■ PROBLEM REQUIREMENTS
Count up the lines in the following listing that hold the word "screenshot", then give only that count.

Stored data
* begin *

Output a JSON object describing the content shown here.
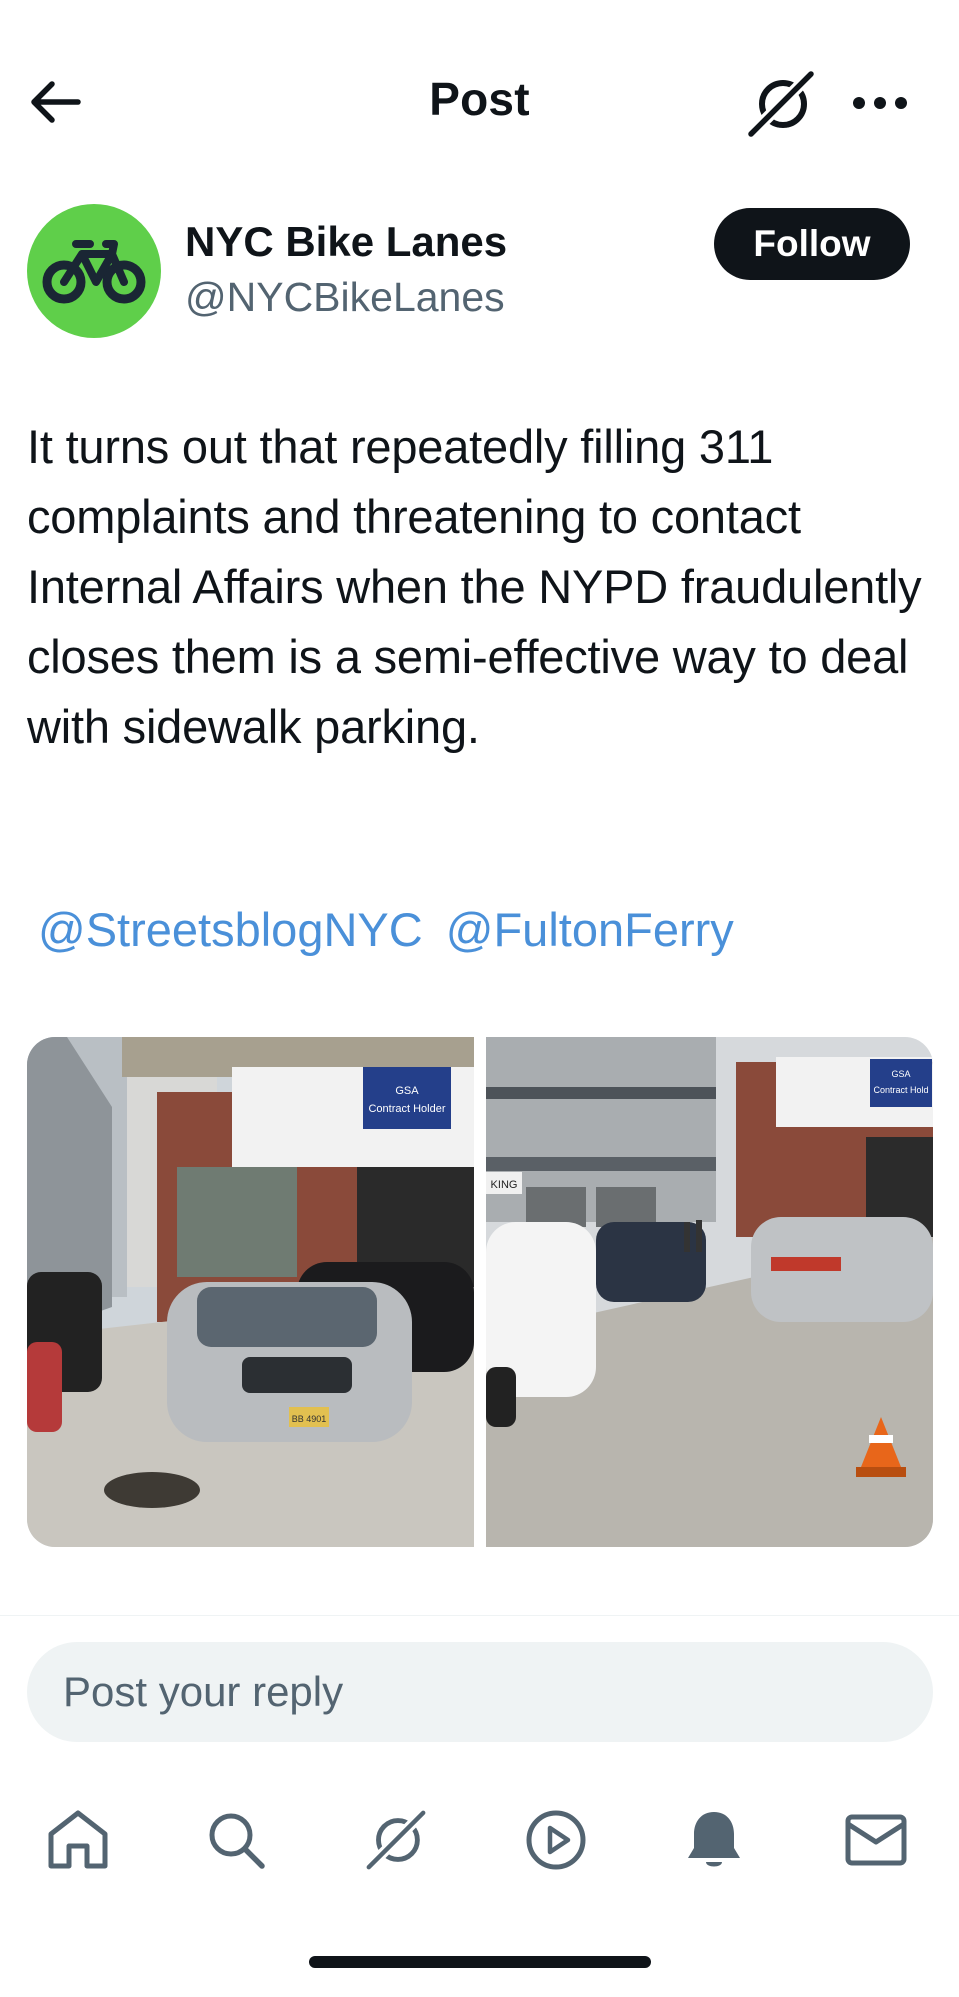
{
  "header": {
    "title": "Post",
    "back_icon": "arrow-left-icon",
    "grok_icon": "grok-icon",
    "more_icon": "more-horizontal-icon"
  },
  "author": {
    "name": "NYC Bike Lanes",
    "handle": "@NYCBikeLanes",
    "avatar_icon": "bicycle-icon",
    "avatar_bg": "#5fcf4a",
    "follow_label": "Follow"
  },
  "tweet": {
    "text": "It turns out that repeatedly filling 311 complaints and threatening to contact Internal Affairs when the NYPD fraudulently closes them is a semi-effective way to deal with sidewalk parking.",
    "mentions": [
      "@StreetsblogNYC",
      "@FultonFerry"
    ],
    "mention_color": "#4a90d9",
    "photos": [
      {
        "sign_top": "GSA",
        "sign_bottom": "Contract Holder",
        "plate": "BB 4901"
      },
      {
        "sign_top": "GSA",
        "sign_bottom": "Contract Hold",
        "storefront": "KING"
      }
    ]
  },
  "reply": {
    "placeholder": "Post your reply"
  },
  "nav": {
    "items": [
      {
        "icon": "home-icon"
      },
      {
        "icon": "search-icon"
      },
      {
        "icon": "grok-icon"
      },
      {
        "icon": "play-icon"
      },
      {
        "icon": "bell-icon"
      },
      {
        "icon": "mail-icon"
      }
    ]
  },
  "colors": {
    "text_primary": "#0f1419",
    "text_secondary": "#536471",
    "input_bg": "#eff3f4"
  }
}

* end *
* begin *

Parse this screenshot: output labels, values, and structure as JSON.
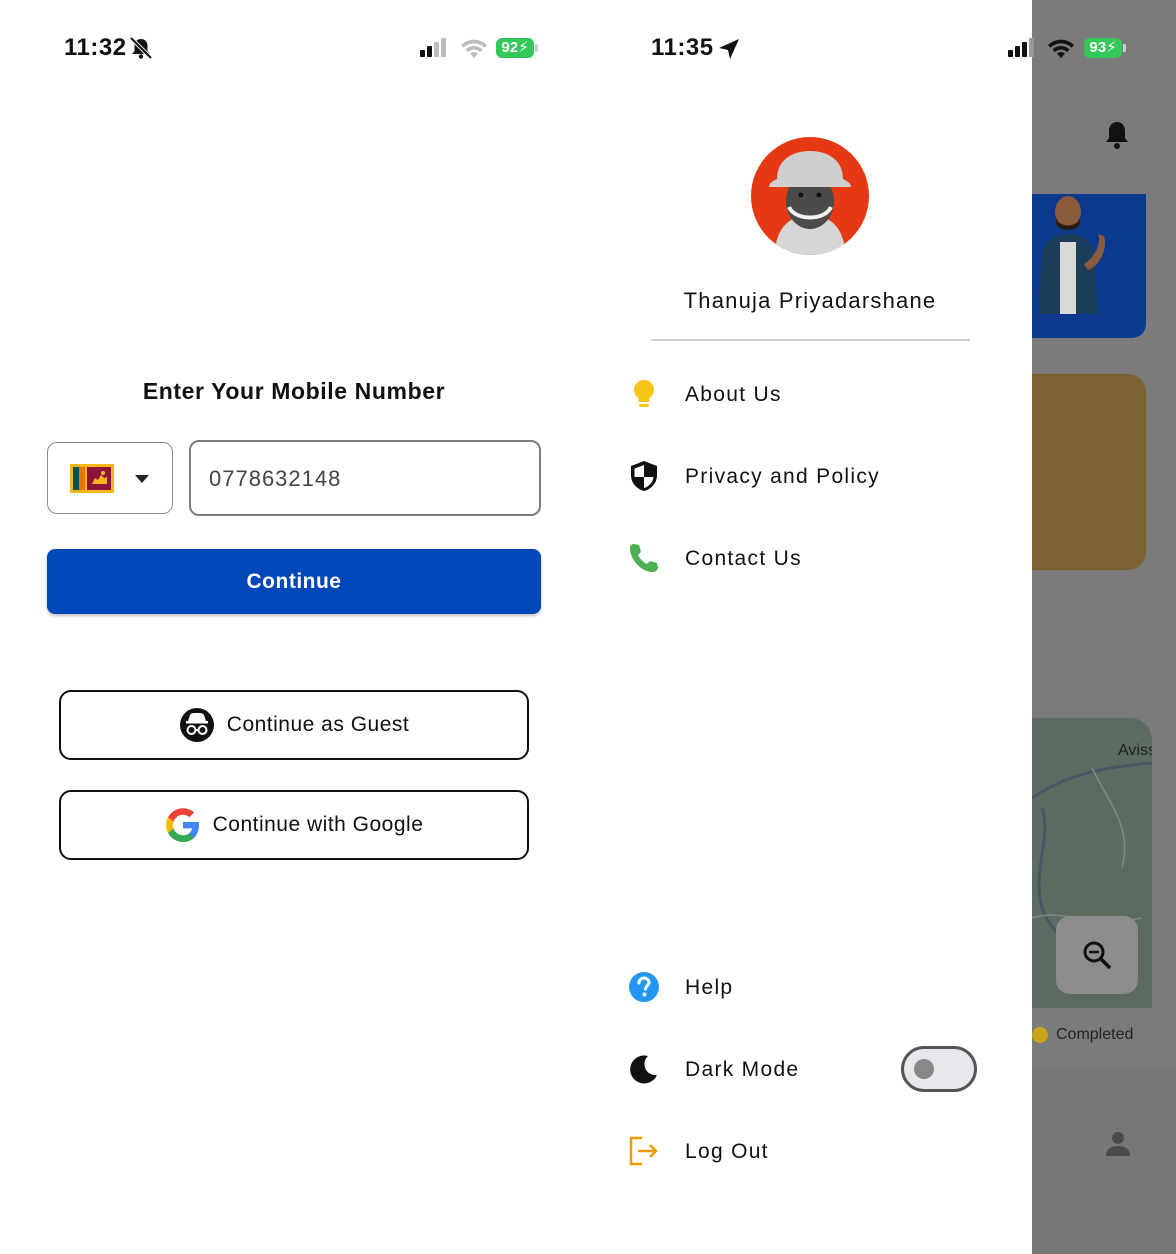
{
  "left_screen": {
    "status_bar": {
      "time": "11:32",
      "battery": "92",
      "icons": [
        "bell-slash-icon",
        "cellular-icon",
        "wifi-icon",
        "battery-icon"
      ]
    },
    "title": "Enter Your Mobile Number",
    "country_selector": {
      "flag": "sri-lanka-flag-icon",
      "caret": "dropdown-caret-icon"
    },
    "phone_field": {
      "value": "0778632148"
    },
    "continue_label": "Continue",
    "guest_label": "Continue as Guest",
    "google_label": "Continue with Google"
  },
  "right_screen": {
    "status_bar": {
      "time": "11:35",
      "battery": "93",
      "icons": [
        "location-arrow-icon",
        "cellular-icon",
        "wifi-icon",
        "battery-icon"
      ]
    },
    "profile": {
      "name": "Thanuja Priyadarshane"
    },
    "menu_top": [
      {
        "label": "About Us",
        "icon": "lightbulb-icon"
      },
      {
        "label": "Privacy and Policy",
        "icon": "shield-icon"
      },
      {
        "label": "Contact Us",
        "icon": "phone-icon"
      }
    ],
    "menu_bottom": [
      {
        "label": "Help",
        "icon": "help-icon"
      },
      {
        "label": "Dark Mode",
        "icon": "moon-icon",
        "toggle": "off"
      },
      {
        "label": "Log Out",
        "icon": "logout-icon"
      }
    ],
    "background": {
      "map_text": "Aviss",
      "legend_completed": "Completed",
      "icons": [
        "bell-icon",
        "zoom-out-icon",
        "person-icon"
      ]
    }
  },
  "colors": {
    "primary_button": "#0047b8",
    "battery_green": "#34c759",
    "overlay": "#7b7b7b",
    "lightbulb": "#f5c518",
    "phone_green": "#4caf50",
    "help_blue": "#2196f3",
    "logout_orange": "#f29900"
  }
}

* end *
* begin *

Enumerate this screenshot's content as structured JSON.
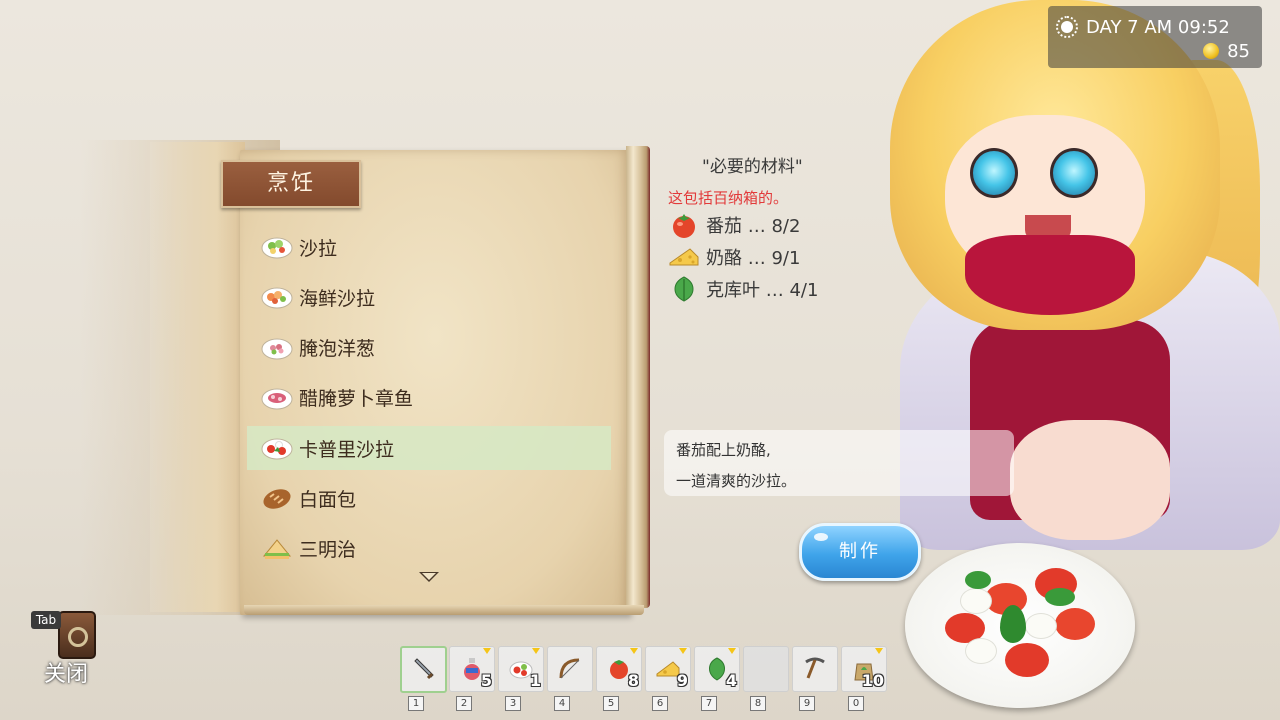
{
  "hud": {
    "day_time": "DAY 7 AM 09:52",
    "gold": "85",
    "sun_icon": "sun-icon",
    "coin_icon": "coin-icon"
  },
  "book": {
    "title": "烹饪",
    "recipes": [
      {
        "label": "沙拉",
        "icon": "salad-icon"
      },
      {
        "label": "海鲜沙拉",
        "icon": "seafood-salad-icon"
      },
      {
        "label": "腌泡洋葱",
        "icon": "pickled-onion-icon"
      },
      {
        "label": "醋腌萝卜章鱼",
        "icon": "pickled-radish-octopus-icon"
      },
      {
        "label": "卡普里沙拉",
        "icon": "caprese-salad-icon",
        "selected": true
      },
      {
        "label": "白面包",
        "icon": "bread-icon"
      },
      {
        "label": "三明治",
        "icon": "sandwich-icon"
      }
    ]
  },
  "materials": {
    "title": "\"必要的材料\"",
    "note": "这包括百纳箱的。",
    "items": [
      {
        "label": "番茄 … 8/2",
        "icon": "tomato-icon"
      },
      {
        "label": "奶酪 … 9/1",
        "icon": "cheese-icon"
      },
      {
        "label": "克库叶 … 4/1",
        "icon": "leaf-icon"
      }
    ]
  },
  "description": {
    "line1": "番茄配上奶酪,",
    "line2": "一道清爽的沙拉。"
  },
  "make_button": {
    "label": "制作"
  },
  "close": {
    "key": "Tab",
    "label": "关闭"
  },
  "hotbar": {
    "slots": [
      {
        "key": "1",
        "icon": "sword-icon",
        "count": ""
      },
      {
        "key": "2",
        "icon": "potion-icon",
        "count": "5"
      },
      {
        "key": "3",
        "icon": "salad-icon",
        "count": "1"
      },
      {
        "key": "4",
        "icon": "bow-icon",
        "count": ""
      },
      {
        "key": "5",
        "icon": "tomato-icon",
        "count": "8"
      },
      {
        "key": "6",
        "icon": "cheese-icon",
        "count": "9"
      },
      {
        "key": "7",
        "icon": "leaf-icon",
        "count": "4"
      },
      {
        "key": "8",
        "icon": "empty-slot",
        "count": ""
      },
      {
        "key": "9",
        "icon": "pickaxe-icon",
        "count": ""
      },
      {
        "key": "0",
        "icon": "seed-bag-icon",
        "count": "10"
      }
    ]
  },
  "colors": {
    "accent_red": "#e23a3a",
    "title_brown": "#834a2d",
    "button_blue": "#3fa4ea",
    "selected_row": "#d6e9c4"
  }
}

* end *

■ TASK OUTPUT
2